--- Begin ---

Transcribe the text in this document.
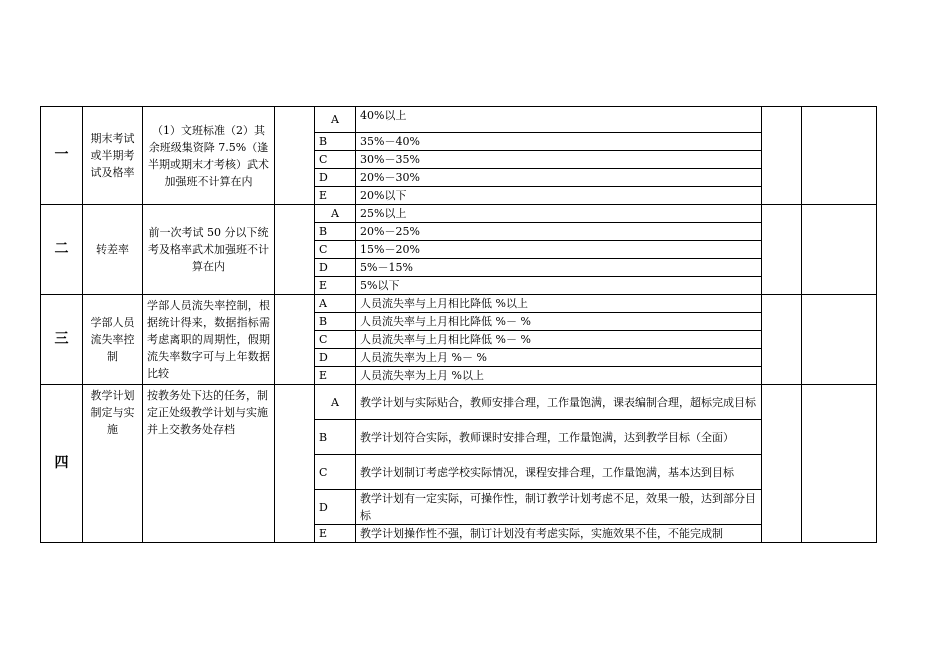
一	期末考试或半期考试及格率	（1）文班标准（2）其余班级集资降 7.5%（逢半期或期末才考核）武术加强班不计算在内		A	40%以上		
				B	35%－40%		
				C	30%－35%		
				D	20%－30%		
				E	20%以下		
二	转差率	前一次考试 50 分以下统考及格率武术加强班不计算在内		A	25%以上		
				B	20%－25%		
				C	15%－20%		
				D	5%－15%		
				E	5%以下		
三	学部人员流失率控制	学部人员流失率控制，根据统计得来，数据指标需考虑离职的周期性，假期流失率数字可与上年数据比较		A	人员流失率与上月相比降低 %以上		
				B	人员流失率与上月相比降低 %－ %		
				C	人员流失率与上月相比降低 %－ %		
				D	人员流失率为上月 %－ %		
				E	人员流失率为上月 %以上		
四	教学计划制定与实施	按教务处下达的任务，制定正处级教学计划与实施并上交教务处存档		A	教学计划与实际贴合，教师安排合理，工作量饱满，课表编制合理，超标完成目标		
				B	教学计划符合实际，教师课时安排合理，工作量饱满，达到教学目标（全面）		
				C	教学计划制订考虑学校实际情况，课程安排合理，工作量饱满，基本达到目标		
				D	教学计划有一定实际，可操作性，制订教学计划考虑不足，效果一般，达到部分目标		
				E	教学计划操作性不强，制订计划没有考虑实际，实施效果不佳，不能完成制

--- End ---

TASK PROMPT – Reproduce all of the entries word for word, skipping any pictures they hold.

ANSWER TO THIS TASK –
Transcribe the text in this document.
一	期末考试或半期考试及格率	（1）文班标准（2）其余班级集资降 7.5%（逢半期或期末才考核）武术加强班不计算在内		A	40%以上		
				B	35%－40%		
				C	30%－35%		
				D	20%－30%		
				E	20%以下		
二	转差率	前一次考试 50 分以下统考及格率武术加强班不计算在内		A	25%以上		
				B	20%－25%		
				C	15%－20%		
				D	5%－15%		
				E	5%以下		
三	学部人员流失率控制	学部人员流失率控制，根据统计得来，数据指标需考虑离职的周期性，假期流失率数字可与上年数据比较		A	人员流失率与上月相比降低 %以上		
				B	人员流失率与上月相比降低 %－ %		
				C	人员流失率与上月相比降低 %－ %		
				D	人员流失率为上月 %－ %		
				E	人员流失率为上月 %以上		
四	教学计划制定与实施	按教务处下达的任务，制定正处级教学计划与实施并上交教务处存档		A	教学计划与实际贴合，教师安排合理，工作量饱满，课表编制合理，超标完成目标		
				B	教学计划符合实际，教师课时安排合理，工作量饱满，达到教学目标（全面）		
				C	教学计划制订考虑学校实际情况，课程安排合理，工作量饱满，基本达到目标		
				D	教学计划有一定实际，可操作性，制订教学计划考虑不足，效果一般，达到部分目标		
				E	教学计划操作性不强，制订计划没有考虑实际，实施效果不佳，不能完成制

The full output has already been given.